Extracts from a graphics dataset:
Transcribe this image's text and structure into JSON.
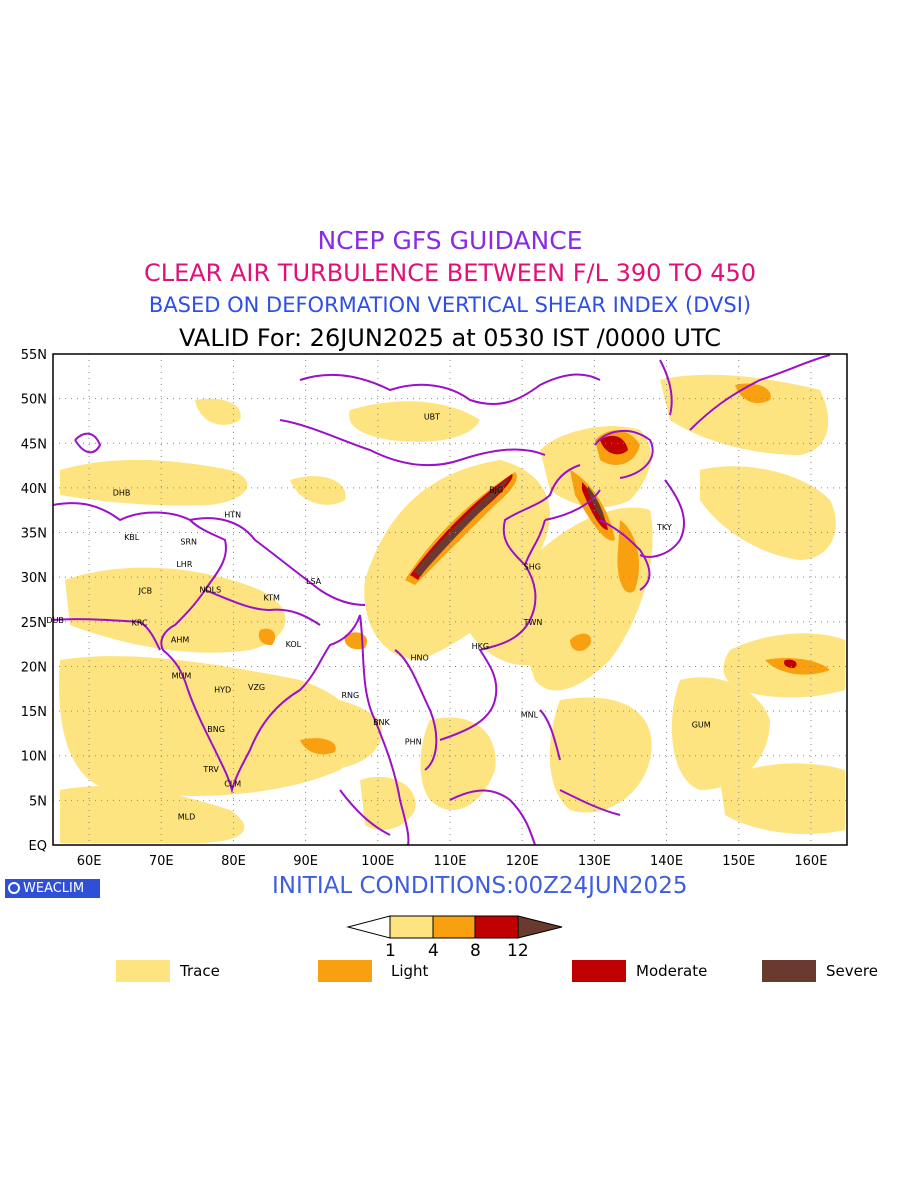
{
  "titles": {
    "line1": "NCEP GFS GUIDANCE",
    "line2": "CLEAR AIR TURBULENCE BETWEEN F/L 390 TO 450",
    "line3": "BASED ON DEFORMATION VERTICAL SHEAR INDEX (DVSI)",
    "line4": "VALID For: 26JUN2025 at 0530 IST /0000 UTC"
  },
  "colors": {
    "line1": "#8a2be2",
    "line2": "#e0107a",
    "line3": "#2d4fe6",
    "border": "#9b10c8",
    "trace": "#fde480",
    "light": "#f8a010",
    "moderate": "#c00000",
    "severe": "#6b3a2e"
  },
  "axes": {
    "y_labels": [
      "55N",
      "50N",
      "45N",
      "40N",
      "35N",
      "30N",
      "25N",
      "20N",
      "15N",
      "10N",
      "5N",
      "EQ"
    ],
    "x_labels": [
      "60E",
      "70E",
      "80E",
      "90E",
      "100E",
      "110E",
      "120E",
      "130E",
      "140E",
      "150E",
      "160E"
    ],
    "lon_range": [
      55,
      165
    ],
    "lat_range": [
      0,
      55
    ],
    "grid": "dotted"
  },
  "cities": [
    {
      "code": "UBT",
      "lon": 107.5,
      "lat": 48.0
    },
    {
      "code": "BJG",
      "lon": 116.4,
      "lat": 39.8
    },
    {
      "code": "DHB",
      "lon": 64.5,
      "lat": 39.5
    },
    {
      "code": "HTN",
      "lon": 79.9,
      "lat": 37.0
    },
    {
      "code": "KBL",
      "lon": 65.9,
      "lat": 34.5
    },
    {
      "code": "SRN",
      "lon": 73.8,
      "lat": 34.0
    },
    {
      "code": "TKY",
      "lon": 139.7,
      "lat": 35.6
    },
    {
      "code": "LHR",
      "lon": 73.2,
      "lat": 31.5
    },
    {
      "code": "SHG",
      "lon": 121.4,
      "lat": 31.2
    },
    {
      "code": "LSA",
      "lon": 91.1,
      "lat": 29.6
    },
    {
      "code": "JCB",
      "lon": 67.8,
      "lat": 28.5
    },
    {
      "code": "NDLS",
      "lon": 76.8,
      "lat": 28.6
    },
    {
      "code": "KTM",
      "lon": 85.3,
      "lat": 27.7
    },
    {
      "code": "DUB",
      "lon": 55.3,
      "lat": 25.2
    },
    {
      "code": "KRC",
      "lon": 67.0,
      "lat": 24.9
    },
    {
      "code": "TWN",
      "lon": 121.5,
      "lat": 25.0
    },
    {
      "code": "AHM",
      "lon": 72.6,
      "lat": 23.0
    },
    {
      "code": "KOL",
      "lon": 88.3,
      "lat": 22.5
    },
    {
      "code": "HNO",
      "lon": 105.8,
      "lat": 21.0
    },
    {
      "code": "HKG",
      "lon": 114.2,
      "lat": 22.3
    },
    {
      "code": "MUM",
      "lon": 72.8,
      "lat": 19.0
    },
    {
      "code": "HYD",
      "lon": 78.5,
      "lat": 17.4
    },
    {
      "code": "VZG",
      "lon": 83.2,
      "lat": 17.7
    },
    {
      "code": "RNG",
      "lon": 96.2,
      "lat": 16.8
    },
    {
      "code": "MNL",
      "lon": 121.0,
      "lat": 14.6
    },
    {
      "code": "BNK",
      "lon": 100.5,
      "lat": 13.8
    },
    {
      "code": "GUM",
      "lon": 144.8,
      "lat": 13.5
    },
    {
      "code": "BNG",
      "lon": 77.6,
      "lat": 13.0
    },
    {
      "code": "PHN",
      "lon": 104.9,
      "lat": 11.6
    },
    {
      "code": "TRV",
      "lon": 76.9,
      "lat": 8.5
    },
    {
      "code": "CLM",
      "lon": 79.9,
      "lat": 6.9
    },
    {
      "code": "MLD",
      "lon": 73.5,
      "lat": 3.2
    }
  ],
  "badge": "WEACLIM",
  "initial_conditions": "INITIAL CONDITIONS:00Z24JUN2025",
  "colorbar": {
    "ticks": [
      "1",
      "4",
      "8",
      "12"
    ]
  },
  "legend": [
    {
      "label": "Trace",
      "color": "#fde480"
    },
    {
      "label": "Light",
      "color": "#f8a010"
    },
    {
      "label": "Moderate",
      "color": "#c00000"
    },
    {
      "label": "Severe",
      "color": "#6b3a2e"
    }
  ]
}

• GIVEN EXERCISE
Every line should be retyped exactly, with the pictures omitted.

• REPLY
Transcribe this image's text and structure into JSON.
{
  "titles": {
    "line1": "NCEP GFS GUIDANCE",
    "line2": "CLEAR AIR TURBULENCE BETWEEN F/L 390 TO 450",
    "line3": "BASED ON DEFORMATION VERTICAL SHEAR INDEX (DVSI)",
    "line4": "VALID For: 26JUN2025 at 0530 IST /0000 UTC"
  },
  "colors": {
    "line1": "#8a2be2",
    "line2": "#e0107a",
    "line3": "#2d4fe6",
    "border": "#9b10c8",
    "trace": "#fde480",
    "light": "#f8a010",
    "moderate": "#c00000",
    "severe": "#6b3a2e"
  },
  "axes": {
    "y_labels": [
      "55N",
      "50N",
      "45N",
      "40N",
      "35N",
      "30N",
      "25N",
      "20N",
      "15N",
      "10N",
      "5N",
      "EQ"
    ],
    "x_labels": [
      "60E",
      "70E",
      "80E",
      "90E",
      "100E",
      "110E",
      "120E",
      "130E",
      "140E",
      "150E",
      "160E"
    ],
    "lon_range": [
      55,
      165
    ],
    "lat_range": [
      0,
      55
    ],
    "grid": "dotted"
  },
  "cities": [
    {
      "code": "UBT",
      "lon": 107.5,
      "lat": 48.0
    },
    {
      "code": "BJG",
      "lon": 116.4,
      "lat": 39.8
    },
    {
      "code": "DHB",
      "lon": 64.5,
      "lat": 39.5
    },
    {
      "code": "HTN",
      "lon": 79.9,
      "lat": 37.0
    },
    {
      "code": "KBL",
      "lon": 65.9,
      "lat": 34.5
    },
    {
      "code": "SRN",
      "lon": 73.8,
      "lat": 34.0
    },
    {
      "code": "TKY",
      "lon": 139.7,
      "lat": 35.6
    },
    {
      "code": "LHR",
      "lon": 73.2,
      "lat": 31.5
    },
    {
      "code": "SHG",
      "lon": 121.4,
      "lat": 31.2
    },
    {
      "code": "LSA",
      "lon": 91.1,
      "lat": 29.6
    },
    {
      "code": "JCB",
      "lon": 67.8,
      "lat": 28.5
    },
    {
      "code": "NDLS",
      "lon": 76.8,
      "lat": 28.6
    },
    {
      "code": "KTM",
      "lon": 85.3,
      "lat": 27.7
    },
    {
      "code": "DUB",
      "lon": 55.3,
      "lat": 25.2
    },
    {
      "code": "KRC",
      "lon": 67.0,
      "lat": 24.9
    },
    {
      "code": "TWN",
      "lon": 121.5,
      "lat": 25.0
    },
    {
      "code": "AHM",
      "lon": 72.6,
      "lat": 23.0
    },
    {
      "code": "KOL",
      "lon": 88.3,
      "lat": 22.5
    },
    {
      "code": "HNO",
      "lon": 105.8,
      "lat": 21.0
    },
    {
      "code": "HKG",
      "lon": 114.2,
      "lat": 22.3
    },
    {
      "code": "MUM",
      "lon": 72.8,
      "lat": 19.0
    },
    {
      "code": "HYD",
      "lon": 78.5,
      "lat": 17.4
    },
    {
      "code": "VZG",
      "lon": 83.2,
      "lat": 17.7
    },
    {
      "code": "RNG",
      "lon": 96.2,
      "lat": 16.8
    },
    {
      "code": "MNL",
      "lon": 121.0,
      "lat": 14.6
    },
    {
      "code": "BNK",
      "lon": 100.5,
      "lat": 13.8
    },
    {
      "code": "GUM",
      "lon": 144.8,
      "lat": 13.5
    },
    {
      "code": "BNG",
      "lon": 77.6,
      "lat": 13.0
    },
    {
      "code": "PHN",
      "lon": 104.9,
      "lat": 11.6
    },
    {
      "code": "TRV",
      "lon": 76.9,
      "lat": 8.5
    },
    {
      "code": "CLM",
      "lon": 79.9,
      "lat": 6.9
    },
    {
      "code": "MLD",
      "lon": 73.5,
      "lat": 3.2
    }
  ],
  "badge": "WEACLIM",
  "initial_conditions": "INITIAL CONDITIONS:00Z24JUN2025",
  "colorbar": {
    "ticks": [
      "1",
      "4",
      "8",
      "12"
    ]
  },
  "legend": [
    {
      "label": "Trace",
      "color": "#fde480"
    },
    {
      "label": "Light",
      "color": "#f8a010"
    },
    {
      "label": "Moderate",
      "color": "#c00000"
    },
    {
      "label": "Severe",
      "color": "#6b3a2e"
    }
  ]
}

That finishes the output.